* begin *
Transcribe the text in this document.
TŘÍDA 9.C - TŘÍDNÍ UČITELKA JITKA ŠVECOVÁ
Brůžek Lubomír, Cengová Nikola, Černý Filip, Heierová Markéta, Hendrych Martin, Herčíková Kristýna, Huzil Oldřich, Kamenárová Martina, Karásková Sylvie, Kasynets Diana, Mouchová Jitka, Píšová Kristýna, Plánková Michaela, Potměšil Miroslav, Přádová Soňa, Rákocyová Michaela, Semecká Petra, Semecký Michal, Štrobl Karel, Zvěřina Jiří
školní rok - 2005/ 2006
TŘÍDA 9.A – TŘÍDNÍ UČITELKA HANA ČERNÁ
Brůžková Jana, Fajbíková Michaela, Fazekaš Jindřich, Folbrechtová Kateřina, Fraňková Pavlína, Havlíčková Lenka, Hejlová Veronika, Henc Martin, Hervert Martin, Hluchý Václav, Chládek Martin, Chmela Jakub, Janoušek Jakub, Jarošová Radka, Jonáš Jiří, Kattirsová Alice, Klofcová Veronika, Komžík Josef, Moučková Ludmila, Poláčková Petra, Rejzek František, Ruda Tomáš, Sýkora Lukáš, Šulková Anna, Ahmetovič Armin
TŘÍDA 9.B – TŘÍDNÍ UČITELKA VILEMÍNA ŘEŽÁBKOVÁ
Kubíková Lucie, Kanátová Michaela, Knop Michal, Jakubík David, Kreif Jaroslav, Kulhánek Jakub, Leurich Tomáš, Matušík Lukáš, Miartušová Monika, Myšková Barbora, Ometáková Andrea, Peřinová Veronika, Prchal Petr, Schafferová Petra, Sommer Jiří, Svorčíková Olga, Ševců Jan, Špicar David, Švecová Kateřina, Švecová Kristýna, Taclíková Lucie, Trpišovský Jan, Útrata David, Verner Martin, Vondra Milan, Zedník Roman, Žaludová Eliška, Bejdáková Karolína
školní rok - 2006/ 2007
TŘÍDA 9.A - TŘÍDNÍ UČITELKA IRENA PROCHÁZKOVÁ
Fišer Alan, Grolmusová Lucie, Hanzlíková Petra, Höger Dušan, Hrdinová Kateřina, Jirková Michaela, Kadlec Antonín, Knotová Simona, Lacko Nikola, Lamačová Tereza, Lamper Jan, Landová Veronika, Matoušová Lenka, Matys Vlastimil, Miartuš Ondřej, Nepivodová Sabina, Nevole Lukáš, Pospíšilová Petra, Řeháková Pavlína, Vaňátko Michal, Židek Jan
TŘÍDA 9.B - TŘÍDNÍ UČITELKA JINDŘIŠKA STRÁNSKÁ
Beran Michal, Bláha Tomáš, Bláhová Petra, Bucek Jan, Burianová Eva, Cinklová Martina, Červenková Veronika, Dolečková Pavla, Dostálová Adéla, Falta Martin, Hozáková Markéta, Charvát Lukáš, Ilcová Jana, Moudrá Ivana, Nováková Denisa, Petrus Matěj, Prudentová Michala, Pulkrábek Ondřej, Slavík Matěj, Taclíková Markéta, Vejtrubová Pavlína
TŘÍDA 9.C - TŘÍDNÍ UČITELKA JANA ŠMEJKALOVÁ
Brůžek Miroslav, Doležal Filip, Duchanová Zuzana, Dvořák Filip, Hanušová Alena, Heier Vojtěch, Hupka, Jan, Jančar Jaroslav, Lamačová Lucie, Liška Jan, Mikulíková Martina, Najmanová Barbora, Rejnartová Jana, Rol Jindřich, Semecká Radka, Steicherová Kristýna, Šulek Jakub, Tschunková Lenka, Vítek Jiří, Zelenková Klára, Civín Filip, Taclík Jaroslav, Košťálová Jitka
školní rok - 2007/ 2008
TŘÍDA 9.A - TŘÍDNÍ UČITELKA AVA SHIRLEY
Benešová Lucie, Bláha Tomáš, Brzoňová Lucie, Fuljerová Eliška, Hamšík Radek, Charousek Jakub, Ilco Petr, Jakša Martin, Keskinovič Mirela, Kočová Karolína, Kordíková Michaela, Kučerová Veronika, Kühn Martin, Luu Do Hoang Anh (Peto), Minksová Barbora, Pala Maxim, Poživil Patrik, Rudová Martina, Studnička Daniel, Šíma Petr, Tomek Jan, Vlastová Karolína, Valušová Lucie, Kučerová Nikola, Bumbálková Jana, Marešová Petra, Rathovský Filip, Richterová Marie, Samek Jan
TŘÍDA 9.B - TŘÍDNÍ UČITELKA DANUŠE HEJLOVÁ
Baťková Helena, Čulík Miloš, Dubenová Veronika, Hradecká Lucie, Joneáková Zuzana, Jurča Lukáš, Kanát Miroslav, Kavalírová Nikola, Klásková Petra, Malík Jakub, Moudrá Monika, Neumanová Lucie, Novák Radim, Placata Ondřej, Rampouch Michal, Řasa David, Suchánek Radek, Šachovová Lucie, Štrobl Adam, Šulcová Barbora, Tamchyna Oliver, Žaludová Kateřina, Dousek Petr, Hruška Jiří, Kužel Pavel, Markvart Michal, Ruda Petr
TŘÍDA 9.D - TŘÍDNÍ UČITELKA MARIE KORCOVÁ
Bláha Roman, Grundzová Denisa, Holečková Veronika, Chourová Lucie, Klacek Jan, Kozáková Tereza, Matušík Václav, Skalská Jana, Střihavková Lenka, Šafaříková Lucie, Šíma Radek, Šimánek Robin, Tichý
* end *
__Directive__
Quote the data in full, keeping each word unchanged.

__Response to this task__
Transcribe the text in this document.
TŘÍDA 9.C - TŘÍDNÍ UČITELKA JITKA ŠVECOVÁ
Brůžek Lubomír, Cengová Nikola, Černý Filip, Heierová Markéta, Hendrych Martin, Herčíková Kristýna, Huzil Oldřich, Kamenárová Martina, Karásková Sylvie, Kasynets Diana, Mouchová Jitka, Píšová Kristýna, Plánková Michaela, Potměšil Miroslav, Přádová Soňa, Rákocyová Michaela, Semecká Petra, Semecký Michal, Štrobl Karel, Zvěřina Jiří
školní rok - 2005/ 2006
TŘÍDA 9.A – TŘÍDNÍ UČITELKA HANA ČERNÁ
Brůžková Jana, Fajbíková Michaela, Fazekaš Jindřich, Folbrechtová Kateřina, Fraňková Pavlína, Havlíčková Lenka, Hejlová Veronika, Henc Martin, Hervert Martin, Hluchý Václav, Chládek Martin, Chmela Jakub, Janoušek Jakub, Jarošová Radka, Jonáš Jiří, Kattirsová Alice, Klofcová Veronika, Komžík Josef, Moučková Ludmila, Poláčková Petra, Rejzek František, Ruda Tomáš, Sýkora Lukáš, Šulková Anna, Ahmetovič Armin
TŘÍDA 9.B – TŘÍDNÍ UČITELKA VILEMÍNA ŘEŽÁBKOVÁ
Kubíková Lucie, Kanátová Michaela, Knop Michal, Jakubík David, Kreif Jaroslav, Kulhánek Jakub, Leurich Tomáš, Matušík Lukáš, Miartušová Monika, Myšková Barbora, Ometáková Andrea, Peřinová Veronika, Prchal Petr, Schafferová Petra, Sommer Jiří, Svorčíková Olga, Ševců Jan, Špicar David, Švecová Kateřina, Švecová Kristýna, Taclíková Lucie, Trpišovský Jan, Útrata David, Verner Martin, Vondra Milan, Zedník Roman, Žaludová Eliška, Bejdáková Karolína
školní rok - 2006/ 2007
TŘÍDA 9.A - TŘÍDNÍ UČITELKA IRENA PROCHÁZKOVÁ
Fišer Alan, Grolmusová Lucie, Hanzlíková Petra, Höger Dušan, Hrdinová Kateřina, Jirková Michaela, Kadlec Antonín, Knotová Simona, Lacko Nikola, Lamačová Tereza, Lamper Jan, Landová Veronika, Matoušová Lenka, Matys Vlastimil, Miartuš Ondřej, Nepivodová Sabina, Nevole Lukáš, Pospíšilová Petra, Řeháková Pavlína, Vaňátko Michal, Židek Jan
TŘÍDA 9.B - TŘÍDNÍ UČITELKA JINDŘIŠKA STRÁNSKÁ
Beran Michal, Bláha Tomáš, Bláhová Petra, Bucek Jan, Burianová Eva, Cinklová Martina, Červenková Veronika, Dolečková Pavla, Dostálová Adéla, Falta Martin, Hozáková Markéta, Charvát Lukáš, Ilcová Jana, Moudrá Ivana, Nováková Denisa, Petrus Matěj, Prudentová Michala, Pulkrábek Ondřej, Slavík Matěj, Taclíková Markéta, Vejtrubová Pavlína
TŘÍDA 9.C - TŘÍDNÍ UČITELKA JANA ŠMEJKALOVÁ
Brůžek Miroslav, Doležal Filip, Duchanová Zuzana, Dvořák Filip, Hanušová Alena, Heier Vojtěch, Hupka, Jan, Jančar Jaroslav, Lamačová Lucie, Liška Jan, Mikulíková Martina, Najmanová Barbora, Rejnartová Jana, Rol Jindřich, Semecká Radka, Steicherová Kristýna, Šulek Jakub, Tschunková Lenka, Vítek Jiří, Zelenková Klára, Civín Filip, Taclík Jaroslav, Košťálová Jitka
školní rok - 2007/ 2008
TŘÍDA 9.A - TŘÍDNÍ UČITELKA AVA SHIRLEY
Benešová Lucie, Bláha Tomáš, Brzoňová Lucie, Fuljerová Eliška, Hamšík Radek, Charousek Jakub, Ilco Petr, Jakša Martin, Keskinovič Mirela, Kočová Karolína, Kordíková Michaela, Kučerová Veronika, Kühn Martin, Luu Do Hoang Anh (Peto), Minksová Barbora, Pala Maxim, Poživil Patrik, Rudová Martina, Studnička Daniel, Šíma Petr, Tomek Jan, Vlastová Karolína, Valušová Lucie, Kučerová Nikola, Bumbálková Jana, Marešová Petra, Rathovský Filip, Richterová Marie, Samek Jan
TŘÍDA 9.B - TŘÍDNÍ UČITELKA DANUŠE HEJLOVÁ
Baťková Helena, Čulík Miloš, Dubenová Veronika, Hradecká Lucie, Joneáková Zuzana, Jurča Lukáš, Kanát Miroslav, Kavalírová Nikola, Klásková Petra, Malík Jakub, Moudrá Monika, Neumanová Lucie, Novák Radim, Placata Ondřej, Rampouch Michal, Řasa David, Suchánek Radek, Šachovová Lucie, Štrobl Adam, Šulcová Barbora, Tamchyna Oliver, Žaludová Kateřina, Dousek Petr, Hruška Jiří, Kužel Pavel, Markvart Michal, Ruda Petr
TŘÍDA 9.D - TŘÍDNÍ UČITELKA MARIE KORCOVÁ
Bláha Roman, Grundzová Denisa, Holečková Veronika, Chourová Lucie, Klacek Jan, Kozáková Tereza, Matušík Václav, Skalská Jana, Střihavková Lenka, Šafaříková Lucie, Šíma Radek, Šimánek Robin, Tichý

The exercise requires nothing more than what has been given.